Return every line below in which "Other" appears.
++++ GIVEN INFORMATION ++++
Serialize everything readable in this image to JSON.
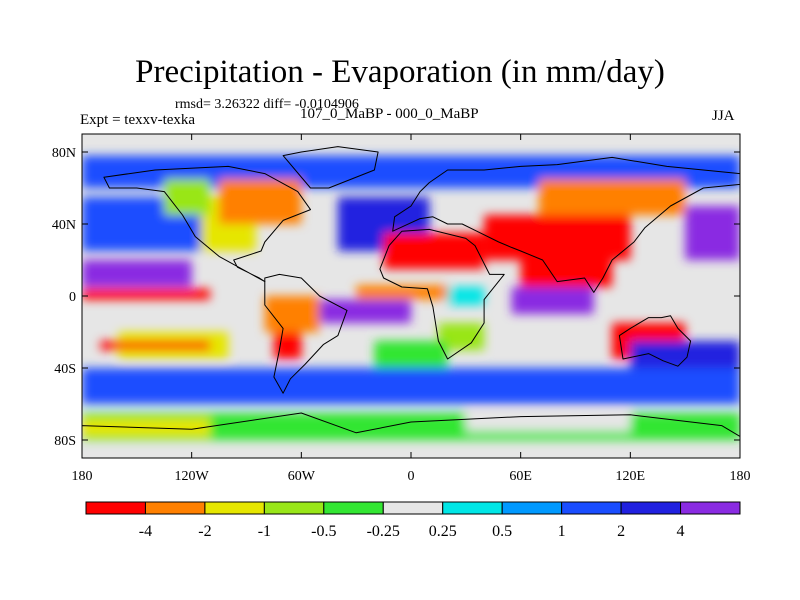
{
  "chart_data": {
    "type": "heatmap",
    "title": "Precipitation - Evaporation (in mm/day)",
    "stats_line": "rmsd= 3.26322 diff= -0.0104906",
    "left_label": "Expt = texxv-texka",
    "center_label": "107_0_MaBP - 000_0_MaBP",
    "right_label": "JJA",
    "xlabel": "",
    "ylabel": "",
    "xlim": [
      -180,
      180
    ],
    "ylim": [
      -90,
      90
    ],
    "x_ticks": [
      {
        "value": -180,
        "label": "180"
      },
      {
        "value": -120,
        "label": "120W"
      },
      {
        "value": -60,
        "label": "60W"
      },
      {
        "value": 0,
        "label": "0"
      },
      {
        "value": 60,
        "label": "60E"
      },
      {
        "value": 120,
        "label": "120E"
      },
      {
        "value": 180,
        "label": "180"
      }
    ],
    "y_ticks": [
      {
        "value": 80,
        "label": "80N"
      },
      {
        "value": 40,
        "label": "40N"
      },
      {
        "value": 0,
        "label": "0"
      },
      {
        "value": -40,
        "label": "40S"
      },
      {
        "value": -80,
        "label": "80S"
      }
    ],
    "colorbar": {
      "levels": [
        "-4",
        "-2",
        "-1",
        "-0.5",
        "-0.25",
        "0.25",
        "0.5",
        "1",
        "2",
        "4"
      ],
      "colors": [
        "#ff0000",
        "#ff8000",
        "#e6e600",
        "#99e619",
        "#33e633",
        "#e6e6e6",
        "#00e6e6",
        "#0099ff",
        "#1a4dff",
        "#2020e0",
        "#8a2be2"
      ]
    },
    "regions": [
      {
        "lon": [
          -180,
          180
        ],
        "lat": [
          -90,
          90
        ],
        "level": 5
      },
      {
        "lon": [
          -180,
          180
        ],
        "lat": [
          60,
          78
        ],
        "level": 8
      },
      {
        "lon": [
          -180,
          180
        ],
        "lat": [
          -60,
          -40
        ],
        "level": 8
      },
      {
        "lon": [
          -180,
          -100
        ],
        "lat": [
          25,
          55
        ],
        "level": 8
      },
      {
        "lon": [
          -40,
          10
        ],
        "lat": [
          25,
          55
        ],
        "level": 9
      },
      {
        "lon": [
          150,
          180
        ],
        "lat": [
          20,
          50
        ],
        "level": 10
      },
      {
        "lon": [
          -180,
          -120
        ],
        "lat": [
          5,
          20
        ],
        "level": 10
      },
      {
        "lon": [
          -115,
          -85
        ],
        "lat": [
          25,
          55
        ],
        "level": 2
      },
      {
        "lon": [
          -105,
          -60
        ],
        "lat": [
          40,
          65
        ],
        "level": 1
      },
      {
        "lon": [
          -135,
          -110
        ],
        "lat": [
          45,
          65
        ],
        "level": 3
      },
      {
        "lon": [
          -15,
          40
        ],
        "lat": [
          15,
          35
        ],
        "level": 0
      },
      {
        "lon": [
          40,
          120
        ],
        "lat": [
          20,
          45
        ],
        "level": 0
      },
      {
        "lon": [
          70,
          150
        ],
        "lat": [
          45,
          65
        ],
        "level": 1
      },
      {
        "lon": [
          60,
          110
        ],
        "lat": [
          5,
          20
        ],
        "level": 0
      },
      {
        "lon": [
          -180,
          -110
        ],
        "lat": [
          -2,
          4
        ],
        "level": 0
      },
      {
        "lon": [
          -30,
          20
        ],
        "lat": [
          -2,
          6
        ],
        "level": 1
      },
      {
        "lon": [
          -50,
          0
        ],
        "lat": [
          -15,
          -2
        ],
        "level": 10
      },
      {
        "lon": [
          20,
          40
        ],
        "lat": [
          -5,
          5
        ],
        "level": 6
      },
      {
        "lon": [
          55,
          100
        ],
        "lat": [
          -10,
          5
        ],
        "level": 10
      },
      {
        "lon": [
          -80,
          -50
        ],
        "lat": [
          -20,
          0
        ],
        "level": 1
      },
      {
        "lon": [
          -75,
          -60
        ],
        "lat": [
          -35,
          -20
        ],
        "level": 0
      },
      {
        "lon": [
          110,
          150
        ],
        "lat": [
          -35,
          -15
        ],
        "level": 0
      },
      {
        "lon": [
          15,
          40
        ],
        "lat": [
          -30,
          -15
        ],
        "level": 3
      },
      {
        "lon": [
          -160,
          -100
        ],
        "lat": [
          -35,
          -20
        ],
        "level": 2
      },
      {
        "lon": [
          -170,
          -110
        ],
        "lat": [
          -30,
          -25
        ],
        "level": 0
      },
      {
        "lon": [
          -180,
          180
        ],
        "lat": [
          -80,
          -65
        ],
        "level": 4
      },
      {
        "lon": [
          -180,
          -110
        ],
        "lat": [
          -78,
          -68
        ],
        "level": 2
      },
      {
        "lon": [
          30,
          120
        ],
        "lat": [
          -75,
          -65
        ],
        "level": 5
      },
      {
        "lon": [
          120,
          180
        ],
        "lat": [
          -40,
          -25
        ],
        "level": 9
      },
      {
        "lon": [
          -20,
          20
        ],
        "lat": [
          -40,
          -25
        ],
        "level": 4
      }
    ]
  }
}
++++
++++ GIVEN INFORMATION ++++
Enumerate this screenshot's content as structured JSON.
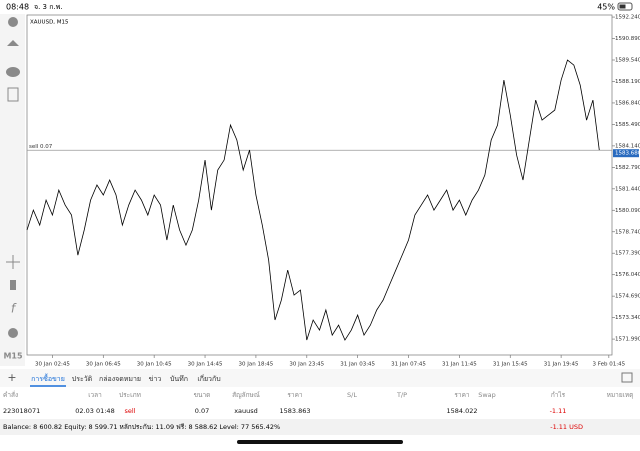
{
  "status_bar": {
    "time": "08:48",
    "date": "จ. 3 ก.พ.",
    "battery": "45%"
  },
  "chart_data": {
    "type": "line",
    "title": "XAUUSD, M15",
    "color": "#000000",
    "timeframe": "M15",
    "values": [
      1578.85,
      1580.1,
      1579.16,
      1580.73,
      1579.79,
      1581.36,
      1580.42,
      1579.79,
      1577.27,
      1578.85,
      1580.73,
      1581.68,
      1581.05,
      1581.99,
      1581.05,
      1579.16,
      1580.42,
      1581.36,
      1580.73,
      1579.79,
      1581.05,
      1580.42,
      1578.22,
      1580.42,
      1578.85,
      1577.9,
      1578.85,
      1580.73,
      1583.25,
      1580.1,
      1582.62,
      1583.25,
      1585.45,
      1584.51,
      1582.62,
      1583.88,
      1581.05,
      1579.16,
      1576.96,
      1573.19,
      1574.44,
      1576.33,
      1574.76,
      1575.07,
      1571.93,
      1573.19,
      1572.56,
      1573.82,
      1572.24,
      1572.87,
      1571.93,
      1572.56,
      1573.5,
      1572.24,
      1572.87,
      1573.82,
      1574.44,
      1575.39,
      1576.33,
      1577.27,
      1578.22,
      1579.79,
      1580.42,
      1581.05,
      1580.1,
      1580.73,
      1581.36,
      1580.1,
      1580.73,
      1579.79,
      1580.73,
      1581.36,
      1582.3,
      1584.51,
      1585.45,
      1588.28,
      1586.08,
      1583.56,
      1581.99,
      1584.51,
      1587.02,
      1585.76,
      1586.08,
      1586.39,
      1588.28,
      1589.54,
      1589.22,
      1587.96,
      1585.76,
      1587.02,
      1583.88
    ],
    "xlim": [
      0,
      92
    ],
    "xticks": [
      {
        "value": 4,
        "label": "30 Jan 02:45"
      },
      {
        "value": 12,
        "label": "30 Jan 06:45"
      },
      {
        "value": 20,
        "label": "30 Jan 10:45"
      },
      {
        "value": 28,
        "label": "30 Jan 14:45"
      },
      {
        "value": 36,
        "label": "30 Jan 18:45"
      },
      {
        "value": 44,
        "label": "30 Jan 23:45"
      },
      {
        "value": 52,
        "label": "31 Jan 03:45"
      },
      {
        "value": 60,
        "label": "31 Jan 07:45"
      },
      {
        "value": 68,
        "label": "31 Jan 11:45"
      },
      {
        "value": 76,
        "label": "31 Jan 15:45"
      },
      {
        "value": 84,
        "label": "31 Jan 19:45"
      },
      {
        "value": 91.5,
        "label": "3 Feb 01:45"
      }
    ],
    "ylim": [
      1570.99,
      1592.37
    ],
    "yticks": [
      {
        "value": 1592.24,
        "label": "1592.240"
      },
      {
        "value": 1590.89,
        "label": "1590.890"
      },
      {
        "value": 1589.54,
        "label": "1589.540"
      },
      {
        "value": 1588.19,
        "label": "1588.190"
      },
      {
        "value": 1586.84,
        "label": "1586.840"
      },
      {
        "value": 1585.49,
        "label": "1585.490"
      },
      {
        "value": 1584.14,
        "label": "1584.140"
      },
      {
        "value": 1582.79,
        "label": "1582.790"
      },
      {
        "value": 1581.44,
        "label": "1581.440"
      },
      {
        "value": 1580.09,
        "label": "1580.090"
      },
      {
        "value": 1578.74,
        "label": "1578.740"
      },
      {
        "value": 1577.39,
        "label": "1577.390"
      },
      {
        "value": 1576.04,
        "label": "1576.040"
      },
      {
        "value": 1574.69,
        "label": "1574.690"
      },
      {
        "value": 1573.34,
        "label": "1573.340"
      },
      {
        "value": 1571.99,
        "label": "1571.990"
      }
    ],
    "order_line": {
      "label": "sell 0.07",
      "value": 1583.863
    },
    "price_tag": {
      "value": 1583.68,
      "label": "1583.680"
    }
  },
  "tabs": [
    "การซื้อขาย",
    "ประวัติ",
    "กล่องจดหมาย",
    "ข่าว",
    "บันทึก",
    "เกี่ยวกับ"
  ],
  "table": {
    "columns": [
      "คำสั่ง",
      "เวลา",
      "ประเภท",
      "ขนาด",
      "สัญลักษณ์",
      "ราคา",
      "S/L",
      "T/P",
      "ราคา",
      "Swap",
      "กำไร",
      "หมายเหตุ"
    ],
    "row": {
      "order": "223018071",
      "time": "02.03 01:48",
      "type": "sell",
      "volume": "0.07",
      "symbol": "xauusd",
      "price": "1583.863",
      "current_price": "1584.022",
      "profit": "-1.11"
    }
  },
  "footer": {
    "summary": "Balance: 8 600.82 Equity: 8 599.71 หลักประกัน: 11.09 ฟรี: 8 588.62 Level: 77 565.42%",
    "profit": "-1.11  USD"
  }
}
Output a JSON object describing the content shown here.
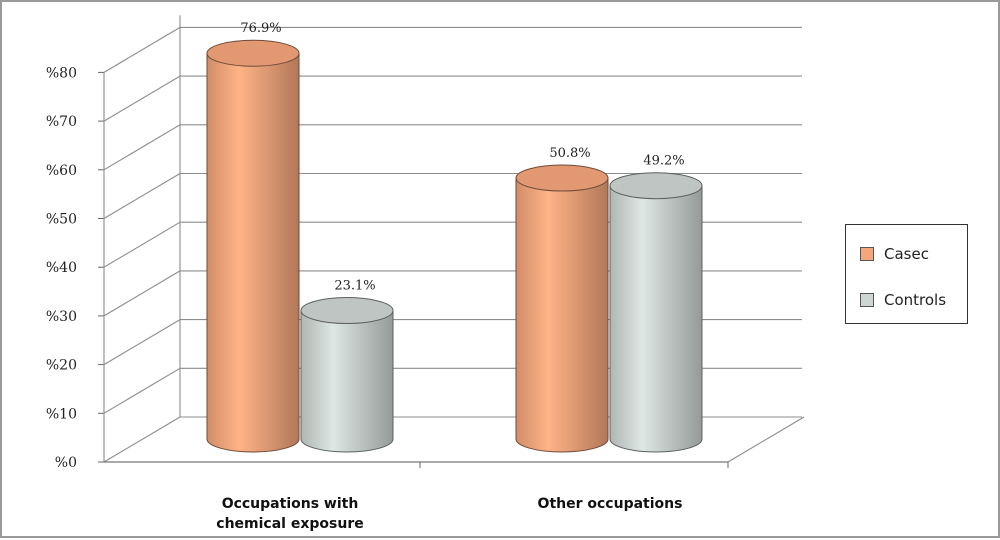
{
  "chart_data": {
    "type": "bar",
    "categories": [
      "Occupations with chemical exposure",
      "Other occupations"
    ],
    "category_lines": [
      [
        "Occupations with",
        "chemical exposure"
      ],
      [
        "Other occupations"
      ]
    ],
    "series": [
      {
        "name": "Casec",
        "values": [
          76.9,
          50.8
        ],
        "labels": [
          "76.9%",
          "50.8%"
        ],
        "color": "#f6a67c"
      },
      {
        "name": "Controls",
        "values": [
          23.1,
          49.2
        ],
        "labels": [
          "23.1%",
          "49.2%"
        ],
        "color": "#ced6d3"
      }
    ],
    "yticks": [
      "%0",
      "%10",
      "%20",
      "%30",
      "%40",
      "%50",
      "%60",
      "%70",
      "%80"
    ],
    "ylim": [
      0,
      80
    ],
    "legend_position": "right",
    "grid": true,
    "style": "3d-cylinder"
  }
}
++++
- COMPLETE RESPONSE
      "Other occupations"
        "Other occupations"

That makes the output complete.